In previous work¹ the description was given of a one-dimensional computer program for analysing torque converter performance, in which much of the empiricism in the input data, found in similar models, had been removed and replaced by empirical equations and loss models built into the program. Due to the model's need for very detailed input data, particularly relating to geometry, its efficacy could only be validated against two sets of published results, namely those by Lamprecht² and Jandasek.³ In both cases the improvement in accuracy over existing models was significant. In order to further validate the model and to evaluate torque converter characteristics, an experimental torque converter was developed in which the flow could be observed and measured.⁴ In addition, the dimensions of the experimental torque converter could be accurately measured and used as input to the model.

This paper describes the apparatus and compares the measured results with those determined by the one-dimensional hydrodynamic model.

 

Description of the apparatus

Torque converter test rig

The test rig (Figure 1) was a universal facility capable of testing a variety of hydrodynamic drives such as torque converters and fluid couplings. It consisted of two sets of identical 5.5 kW, variable speed (0-3 000 rpm) electric motors and 4.45:1 step-down gearboxes, which could be connected to the input and output shafts of either a torque converter or fluid coupling. For reasons given later, the experimental torque converter utilised in the experiment was only operated in stall, and consequently only the input drive system of the test rig was used. The test rig provided controlled, independent and infinitely variable input speed, which was measured by a proximity transducer, excited by a 60-tooth disc attached to the input shaft. Torque measurement was by means of a specifically developed contact less torque transducer.

 

 

Experimental torque converter

The experimental torque converter (Figure 2) was a full-size model of a commercial unit for which manufacturing drawings were available. The torque converter had a single stage pump with a two stage turbine and in its commercial form was capable of transmitting 1 500 Nm of torque at 2 600 rpm, an equivalent power of approximately 410 kW. In order to reduce the power requirement for laboratory purposes, water was used as the working fluid and therefore to maintain dynamic similarity a lower rotational speed was required. Assuming kinematic viscosities of 6.0 X 10^-6 m²/s for a typical hydraulic transmission fluid at a temperature of 100° C, and 0.66 x 10^-6 m²/s for water at a temperature of 40°C, the speed ratio for constant Reynolds number should be 10:1. Therefore an input speed of 260 rpm was used on the test rig, resulting in a maximum torque of 68 Nm and a maximum power of about 2 kW.

Required actions:
**A)** According to the torque converter passage, what input speed was used on the test rig for the experimental unit?
**B)** Write the next part of the torque converter passage, picking up after its final sentence.
The records have no connection to the text.

Entries provided:
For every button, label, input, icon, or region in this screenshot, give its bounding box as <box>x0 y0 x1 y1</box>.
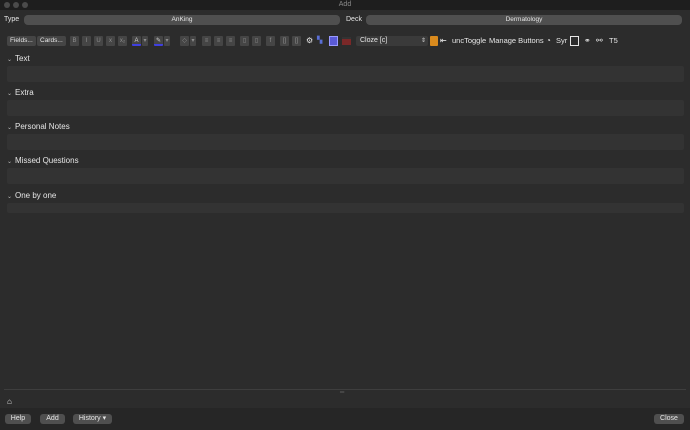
indent-icon[interactable]: ⇤ <box>440 36 447 46</box>
color-swatch-icon[interactable] <box>342 37 351 45</box>
highlight-box-icon[interactable] <box>329 36 338 46</box>
syr-button[interactable]: Syr <box>556 36 567 46</box>
close-button[interactable]: Close <box>654 414 684 424</box>
one-by-one-field-input[interactable] <box>7 203 684 213</box>
underline-icon[interactable]: U <box>94 36 103 46</box>
field-label-missed-questions[interactable]: ⌄ Missed Questions <box>7 156 79 167</box>
highlight-dropdown-icon[interactable]: ▾ <box>164 36 170 46</box>
window-title: Add <box>338 1 352 8</box>
bottom-button-bar: Help Add History ▾ Close <box>0 408 690 430</box>
field-label-extra[interactable]: ⌄ Extra <box>7 88 34 99</box>
extra-field-input[interactable] <box>7 100 684 116</box>
notetype-value: Cloze [c] <box>360 37 388 44</box>
link-icon[interactable]: ⚭ <box>584 36 591 46</box>
edit-box-icon[interactable] <box>570 36 579 46</box>
html-editor-icon[interactable]: [] <box>292 36 301 46</box>
editor-area: ⌄ Text ⌄ Extra ⌄ Personal Notes ⌄ Missed Que… <box>4 50 686 389</box>
numbered-list-icon[interactable]: ≡ <box>214 36 223 46</box>
mathjax-icon[interactable]: f <box>266 36 275 46</box>
tag-icon[interactable]: ⌂ <box>7 397 12 406</box>
unc-toggle-button[interactable]: uncToggle <box>452 36 486 46</box>
updown-arrows-icon: ⇕ <box>420 38 426 44</box>
gear-icon[interactable]: ⚙ <box>306 36 313 46</box>
add-window: Add Type AnKing Deck Dermatology Fields.… <box>0 0 690 430</box>
missed-questions-field-input[interactable] <box>7 168 684 184</box>
editor-toolbar: Fields... Cards... B I U x x₂ A ▾ ✎ ▾ ◇ … <box>4 33 686 49</box>
tag-editor[interactable]: ⌂ <box>4 394 686 408</box>
italic-icon[interactable]: I <box>82 36 91 46</box>
align-icon[interactable]: ≡ <box>226 36 235 46</box>
note-type-selector[interactable]: AnKing <box>24 15 340 25</box>
field-label-personal-notes[interactable]: ⌄ Personal Notes <box>7 122 70 133</box>
unlink-icon[interactable]: ⚯ <box>596 36 603 46</box>
help-button[interactable]: Help <box>5 414 31 424</box>
add-button[interactable]: Add <box>40 414 65 424</box>
highlight-color-icon[interactable]: ✎ <box>154 36 163 46</box>
type-label: Type <box>4 16 20 23</box>
attach-icon[interactable]: ▯ <box>240 36 249 46</box>
superscript-icon[interactable]: x <box>106 36 115 46</box>
text-field-input[interactable] <box>7 66 684 82</box>
eraser-icon[interactable]: ◇ <box>180 36 189 46</box>
text-color-dropdown-icon[interactable]: ▾ <box>142 36 148 46</box>
field-label-text[interactable]: ⌄ Text <box>7 54 30 65</box>
personal-notes-field-input[interactable] <box>7 134 684 150</box>
title-bar: Add <box>0 0 690 10</box>
deck-label: Deck <box>346 16 362 23</box>
t5-button[interactable]: T5 <box>609 36 618 46</box>
chevron-down-icon[interactable]: ⌄ <box>7 157 15 167</box>
edit-field-icon[interactable] <box>430 36 438 46</box>
bullet-list-icon[interactable]: ≡ <box>202 36 211 46</box>
editor-divider <box>4 389 686 390</box>
chevron-down-icon[interactable]: ⌄ <box>7 55 15 65</box>
history-button[interactable]: History ▾ <box>73 414 112 424</box>
bold-icon[interactable]: B <box>70 36 79 46</box>
chevron-down-icon[interactable]: ⌄ <box>7 123 15 133</box>
sync-icon[interactable]: ◔ <box>546 36 551 46</box>
deck-selector[interactable]: Dermatology <box>366 15 682 25</box>
field-label-one-by-one[interactable]: ⌄ One by one <box>7 191 56 202</box>
fields-button[interactable]: Fields... <box>7 36 36 46</box>
image-occlusion-icon[interactable]: ▚ <box>317 36 322 46</box>
chevron-down-icon[interactable]: ⌄ <box>7 192 15 202</box>
record-audio-icon[interactable]: ▯ <box>252 36 261 46</box>
cards-button[interactable]: Cards... <box>37 36 66 46</box>
subscript-icon[interactable]: x₂ <box>118 36 127 46</box>
notetype-dropdown[interactable]: Cloze [c] ⇕ <box>356 36 428 46</box>
eraser-dropdown-icon[interactable]: ▾ <box>190 36 196 46</box>
manage-buttons-button[interactable]: Manage Buttons <box>489 36 544 46</box>
chevron-down-icon[interactable]: ⌄ <box>7 89 15 99</box>
cloze-bracket-icon[interactable]: [] <box>280 36 289 46</box>
text-color-icon[interactable]: A <box>132 36 141 46</box>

Expected outputs:
**A)** An input speed of 260 rpm was used.

**B)**
In order to permit visual observation of the flow conditions, part of the torque converter casing was manufactured from clear perspex. This exposed the two stages of the turbine, the stator and the inlet to the pump. As it would also be necessary to measure flow velocity at various stages in the flow path, it was decided to maintain the output shaft stationary and thus to operate the torque converter in stall. Although this would obviously limit the range of results obtained, it would greatly simplify measurement. In addition, the stall point of a torque converter is probably its most important operating situation and thus it was considered that results obtained at this condition would have the most significance.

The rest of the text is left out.